DATA FOR PROCESSING =

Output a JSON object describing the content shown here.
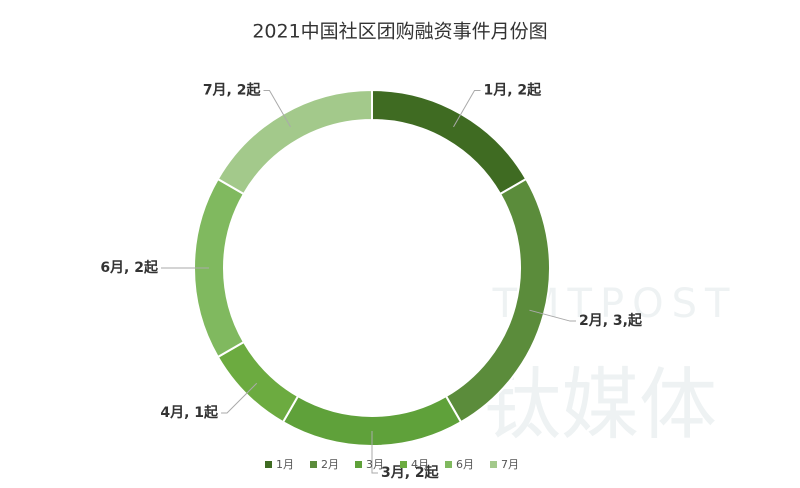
{
  "chart_data": {
    "type": "donut",
    "title": "2021中国社区团购融资事件月份图",
    "categories": [
      "1月",
      "2月",
      "3月",
      "4月",
      "6月",
      "7月"
    ],
    "values": [
      2,
      3,
      2,
      1,
      2,
      2
    ],
    "value_labels": [
      "1月, 2起",
      "2月, 3,起",
      "3月, 2起",
      "4月, 1起",
      "6月, 2起",
      "7月, 2起"
    ],
    "colors": [
      "#3f6b22",
      "#5b8c3b",
      "#5fa13a",
      "#6cab40",
      "#80b95f",
      "#a3c98b"
    ],
    "legend": "bottom",
    "watermark": [
      "TMTPOST",
      "钛媒体"
    ]
  }
}
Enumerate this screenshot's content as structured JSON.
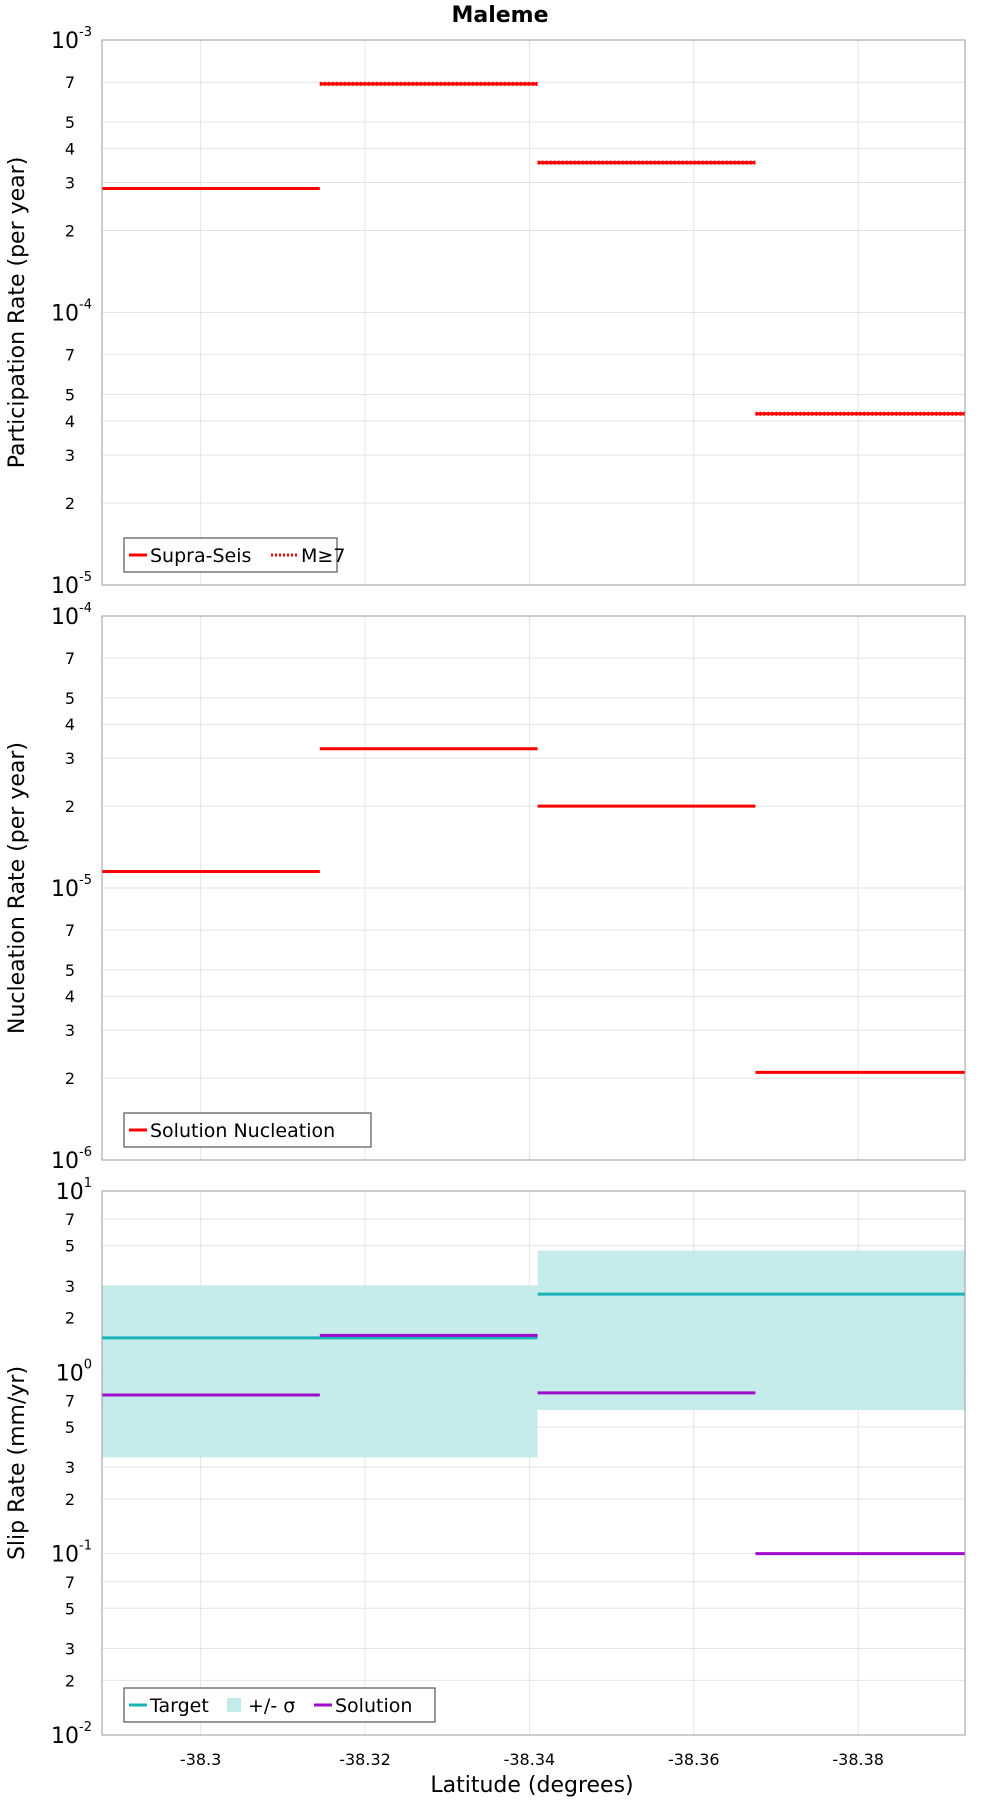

WHAT YOU SHOULD DO =
Reproduce each line of the records exactly, and omit every picture.

EXERCISE RESPONSE =
Output a JSON object describing the content shown here.
{
  "chart_data": {
    "type": "donut",
    "title": "2021中国社区团购融资事件月份图",
    "categories": [
      "1月",
      "2月",
      "3月",
      "4月",
      "6月",
      "7月"
    ],
    "values": [
      2,
      3,
      2,
      1,
      2,
      2
    ],
    "value_labels": [
      "1月, 2起",
      "2月, 3,起",
      "3月, 2起",
      "4月, 1起",
      "6月, 2起",
      "7月, 2起"
    ],
    "colors": [
      "#3f6b22",
      "#5b8c3b",
      "#5fa13a",
      "#6cab40",
      "#80b95f",
      "#a3c98b"
    ],
    "legend": "bottom",
    "watermark": [
      "TMTPOST",
      "钛媒体"
    ]
  }
}
Enumerate this screenshot's content as structured JSON.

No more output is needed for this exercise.